DOCUMENT SEGMENT -
begin
Skip to main content

Debugging

A collection of issues I've consistently encountered over time, and the fixes for them.

Exit code 137

Usually indicates some sort of Out-Of-Memory (OOM) error. Was the case on my HPC job when my np.load was allocating close to 100GB in memory and getting the process killed. The tricky thing here is that due to being killed there is very little in terms of execution trace for debugging.

On the Swing cluster, while total node memory might be alrge ~1TB, job memory is allocated based on fraction of cores. So requesting ncpus=32 only gets 120GB. You can check with:

qstat -f $PBS_JOBID | grep mem

channel 3: open failed

While working with Jupyter Notebooks on HPC clusters, I've gotten this confusing message many times after a kernel dies. I start seeing annoying lines consistently printed to my ssh terminal reading:

channel 3: open failed: connect failed: Connection refused

Without any other information, it can be hard to know how to get this error to stop printing, which can clutter the terminal.

Recently I learned what is happening is that Jupyter notebooks in VSCode in order to work must connect to Jupyer servers,aka a Python process running jupyter notebook or jupyter lab. If you run locally, VSCode starts a local server in the background. In HPC environments, you do this by pasting in the remote Jupyter server URL you get from running jupyter lab --no-browser --port=8866 to VSCode e.g. http://localhost:8866/?token=abcd. VScode will save the URL to a remote server list so it can quickly reconnect. However, if the URL becomes stale, VSCode does not know that and will continue attempting to connect, resulting in the error.

The easy fix is to open up the command palette Ctrl + Shift + P and click the option Jupyter: Clear Remote Server List.

$PATH Altered

When certain commands like qsub or qstat suddenly stop working because they cannot be found, the likely culprit is an altered $PATH environment variable. The $PATH is a list of directories where the system looks for executable programs when you type a command. For example, if you type ls the system look at $PATH and find it inside of /usr/bin.

Check by running echo $PATH. Specifically for pbsnodes commands, it probably came from /opt/pbs/bin being removed.
end
INFORMATION PROVIDED -
begin
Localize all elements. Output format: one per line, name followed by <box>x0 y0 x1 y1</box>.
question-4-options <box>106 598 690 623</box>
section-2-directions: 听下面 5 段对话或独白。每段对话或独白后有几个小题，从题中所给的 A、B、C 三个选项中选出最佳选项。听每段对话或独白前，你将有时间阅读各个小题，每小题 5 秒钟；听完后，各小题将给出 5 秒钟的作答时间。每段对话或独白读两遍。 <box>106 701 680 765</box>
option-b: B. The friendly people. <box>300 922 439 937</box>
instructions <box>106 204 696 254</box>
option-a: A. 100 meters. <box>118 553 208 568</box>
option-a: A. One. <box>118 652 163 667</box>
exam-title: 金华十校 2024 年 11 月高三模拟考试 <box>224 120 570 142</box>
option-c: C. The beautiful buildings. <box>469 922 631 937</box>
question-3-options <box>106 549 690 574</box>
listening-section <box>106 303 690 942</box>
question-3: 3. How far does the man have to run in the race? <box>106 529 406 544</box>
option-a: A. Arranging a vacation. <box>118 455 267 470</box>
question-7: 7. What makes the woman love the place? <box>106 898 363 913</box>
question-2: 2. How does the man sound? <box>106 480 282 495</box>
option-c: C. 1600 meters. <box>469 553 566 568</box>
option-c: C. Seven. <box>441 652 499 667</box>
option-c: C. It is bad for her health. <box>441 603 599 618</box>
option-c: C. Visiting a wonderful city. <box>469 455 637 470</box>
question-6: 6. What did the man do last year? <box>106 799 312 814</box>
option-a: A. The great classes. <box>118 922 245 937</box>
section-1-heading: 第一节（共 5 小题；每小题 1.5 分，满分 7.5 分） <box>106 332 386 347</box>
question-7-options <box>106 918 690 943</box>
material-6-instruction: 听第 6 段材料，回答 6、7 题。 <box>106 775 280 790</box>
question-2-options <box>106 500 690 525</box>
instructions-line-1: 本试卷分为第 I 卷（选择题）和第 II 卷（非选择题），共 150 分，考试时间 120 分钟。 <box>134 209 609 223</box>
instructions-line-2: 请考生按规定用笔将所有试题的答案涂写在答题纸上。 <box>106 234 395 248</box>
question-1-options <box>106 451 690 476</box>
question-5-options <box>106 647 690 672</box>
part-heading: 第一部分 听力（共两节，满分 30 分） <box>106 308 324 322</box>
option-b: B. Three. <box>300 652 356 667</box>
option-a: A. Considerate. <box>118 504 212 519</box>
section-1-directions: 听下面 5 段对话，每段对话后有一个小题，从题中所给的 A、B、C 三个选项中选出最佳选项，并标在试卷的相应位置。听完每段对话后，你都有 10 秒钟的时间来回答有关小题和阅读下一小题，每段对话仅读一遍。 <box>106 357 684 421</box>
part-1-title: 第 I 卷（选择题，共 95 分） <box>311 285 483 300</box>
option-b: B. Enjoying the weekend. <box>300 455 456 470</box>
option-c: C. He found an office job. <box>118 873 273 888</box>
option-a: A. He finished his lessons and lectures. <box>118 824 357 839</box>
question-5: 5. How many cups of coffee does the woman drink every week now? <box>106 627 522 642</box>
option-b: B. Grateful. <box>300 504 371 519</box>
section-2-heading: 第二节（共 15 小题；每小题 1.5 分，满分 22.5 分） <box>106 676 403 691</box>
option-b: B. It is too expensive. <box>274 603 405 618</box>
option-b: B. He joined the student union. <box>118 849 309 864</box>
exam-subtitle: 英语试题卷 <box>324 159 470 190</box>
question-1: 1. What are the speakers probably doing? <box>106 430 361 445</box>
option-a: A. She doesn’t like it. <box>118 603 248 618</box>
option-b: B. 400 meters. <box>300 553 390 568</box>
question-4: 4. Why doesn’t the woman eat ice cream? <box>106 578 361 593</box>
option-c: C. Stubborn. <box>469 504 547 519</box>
end
TASK LIST -
• A. According to the debugging page, how much memory does a job get on the Swing cluster when it requests ncpus=32?
• B. Which issues does the debugging page cover under its section headings? List all of them.
• C. Resume the debugging page from its final sentence.
The data has nothing to do with the debugging page.

PER-TASK OUTPUTS -
• A. It gets only 120GB.

• B.
- Exit code 137
- channel 3: open failed
- $PATH Altered

• C.
In a clean shell on LCRC, my path list is:

PATH=/home/dma/miniconda3/bin:/home/dma/miniconda3/condabin:/usr/lpp/mmfs/bin:/usr/local/sbin:/usr/local/bin:/usr/sbin:/usr/bin:/sbin:/bin:/usr/games:/usr/local/games:/snap/bin:/opt/pbs/bin:/home/dma/.local/bin:/home/dma/bin

PyTorch CPU Contention

Torch by default in any process sets the number of threads to the number of system cores. This can unknowingly lead to massive CPU contention if you have multiple torch processes running.

I found out about this bug while trying to parallelize torch inference with multiprocessing. Turns out that torch operations in worker processes by default sets num_threads to the total number of cores on the system. Consequently, the time for model inference actually increases across all processes as they end up fighting over the cpu resources.

Specifically what happened was my job was allocated 128 ncpus. Then with each process that I created, it set the torch number of threads by default to 128. So each of say four processes attempted to perform multithreaded torch operations using 128 threads at the same time. As a result, there was a massive slow down that was near ~40x.

The fix was simply at worker process initialization to run:

torch.set_num_threads(8) # a small number

Slow HPC GPFS Writes

For the preprocessing script for the SAR floodmapping dataset with 8000 tiles, I needed to make it robust and efficient for hundreds of gigabytes of patches. A strategy I devised is to have parallel workers load and patch the tiles in chunks, and save each chunk to file. The chunks would then be streamed to a final memory mapped array. This strategy allowed for producing 300GB+ .npy files with limited RAM.

While the parallel patching and chunking was fast, I encountered a bottleneck with subsequently writing the chunks to a large memmapped array. The writes would happen sequentially. The problematic code would take close to two hours to finish for two chunk files with a total combined size of 30GB:

final_arr = np.lib.format.open_memmap(output_file, mode="w+", dtype=np.float32, shape=(total_patches, S2_DATASET_CHANNELS, size, size))

for tmp_file in chunk_files:
with np.load(tmp_file) as arr:
n_patches = arr.shape[0]

# this part is incredibly slow for large 10GB+ chunk files!!!!
final_arr[patch_offset:patch_offset + n_patches, ...] = arr
patch_offset += n_patches

One possibility for this bottleneck is the networking bandwidth of GPFS on the Argonne clusters. I was making page by page writes to the filesystem by using my project directory /lcrc/project/hydrosm/dma/data/preprocess. Instead, I realized that I can greatly speedup the latency by using the local scratch space (~1TB in size) which is attached to the compute node. Since the harddrive is directly attached to the compute node and does not use GPFS, it is much much faster. With findmnt I learned that /scratch is mounted as a high performance XFS filesystem.

The difference was staggering. While the original implementation for around 30GB of data without using the scratch disk took roughly 1200s (20 minutes) of runtime, the new implementation using the scratch disk took roughly 20s of runtime. This was a speedup of 60x! I managed to save myself 72 hours of potential wait time processing the final large dataset.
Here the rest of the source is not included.